WERKINSTRUCTIES
Geef het fragment hieronder over de uitspraak van de Rechtbank Utrecht van 7 november 2008 volledig en woordelijk opnieuw weer.

FRAGMENT
▼

Rb. Utrecht, 07-11-2008, nr. 595327 AV 08-113
ECLI:NL:RBUTR:2008:BG8859
- Instantie
Rechtbank Utrecht
- Datum
07-11-2008
- Zaaknummer
595327 AV 08-113
- LJN
BG8859
- Vakgebied(en)
Civiel recht algemeen (V)
- Brondocumenten en formele relaties
ECLI:NL:RBUTR:2008:BG8859, Uitspraak, Rechtbank Utrecht, 07‑11‑2008; (Kort geding)
- Vindplaatsen
AR-Updates.nl 2009-0032
VAAN-AR-Updates.nl 2009-0032
Uitspraak 07‑11‑2008
Inhoudsindicatie
Schriftelijkheidsvereiste proeftijdbeding (7:652 lid 2 BW). De proeftijd dient bij het aangaan van de overeenkomst overeengekomen worden, maar er bestaat discussie over wanneer het "schriftelijk overeenkomen" plaats dient te vinden.
Partij(en)
RECHTBANK UTRECHT
Sector kanton
Locatie Amersfoort
zaaknummer: 595327 AV 08-113 sg
kort geding vonnis d.d. 7 november 2008
inzake
[eiser], wonende te [woonplaats], verder ook te noemen [eiser],
eisende partij,
gemachtigde: mr. W.T. Groeskamp, werkzaam bij Stichting Achmea Rechtsbijstand te Apeldoorn,
tegen:
de stichting STICHTING NUVEMA, gevestigd en kantoorhoudende te Baarn, verder ook te noemen Nuvema,
gedaagde partij,
gemachtigde: R. Ruiter, regiomanager.
Verloop van de procedure
[eiser] heeft Nuvema in kort geding doen dagvaarden. De zitting heeft plaatsgevonden op 24 oktober 2008. Daarvan is aantekening gehouden. Hierna is uitspraak bepaald.
- 1.
De feiten
- -
Partijen zijn een arbeidsovereenkomst aangegaan krachtens welke [eiser] per 1 september 2008 bij Nuvema in dienst is getreden in de functie van buitendienstadviseur voor de duur van drie maanden.

▲

GEGEVEN MATERIAAL
▼

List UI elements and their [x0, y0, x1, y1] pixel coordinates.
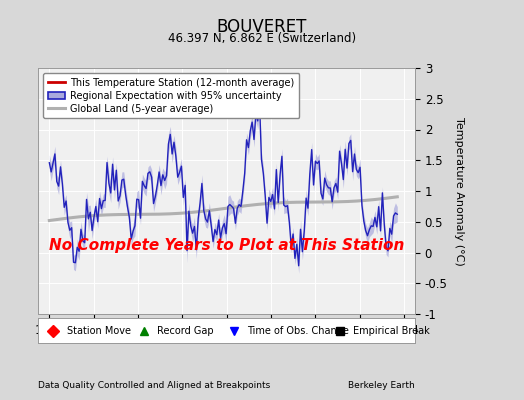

▲

ANTWOORD
Rb. Utrecht, 07-11-2008, nr. 595327 AV 08-113
ECLI:NL:RBUTR:2008:BG8859
- Instantie
Rechtbank Utrecht
- Datum
07-11-2008
- Zaaknummer
595327 AV 08-113
- LJN
BG8859
- Vakgebied(en)
Civiel recht algemeen (V)
- Brondocumenten en formele relaties
ECLI:NL:RBUTR:2008:BG8859, Uitspraak, Rechtbank Utrecht, 07‑11‑2008; (Kort geding)
- Vindplaatsen
AR-Updates.nl 2009-0032
VAAN-AR-Updates.nl 2009-0032
Uitspraak 07‑11‑2008
Inhoudsindicatie
Schriftelijkheidsvereiste proeftijdbeding (7:652 lid 2 BW). De proeftijd dient bij het aangaan van de overeenkomst overeengekomen worden, maar er bestaat discussie over wanneer het "schriftelijk overeenkomen" plaats dient te vinden.
Partij(en)
RECHTBANK UTRECHT
Sector kanton
Locatie Amersfoort
zaaknummer: 595327 AV 08-113 sg
kort geding vonnis d.d. 7 november 2008
inzake
[eiser], wonende te [woonplaats], verder ook te noemen [eiser],
eisende partij,
gemachtigde: mr. W.T. Groeskamp, werkzaam bij Stichting Achmea Rechtsbijstand te Apeldoorn,
tegen:
de stichting STICHTING NUVEMA, gevestigd en kantoorhoudende te Baarn, verder ook te noemen Nuvema,
gedaagde partij,
gemachtigde: R. Ruiter, regiomanager.
Verloop van de procedure
[eiser] heeft Nuvema in kort geding doen dagvaarden. De zitting heeft plaatsgevonden op 24 oktober 2008. Daarvan is aantekening gehouden. Hierna is uitspraak bepaald.
- 1.
De feiten
- -
Partijen zijn een arbeidsovereenkomst aangegaan krachtens welke [eiser] per 1 september 2008 bij Nuvema in dienst is getreden in de functie van buitendienstadviseur voor de duur van drie maanden.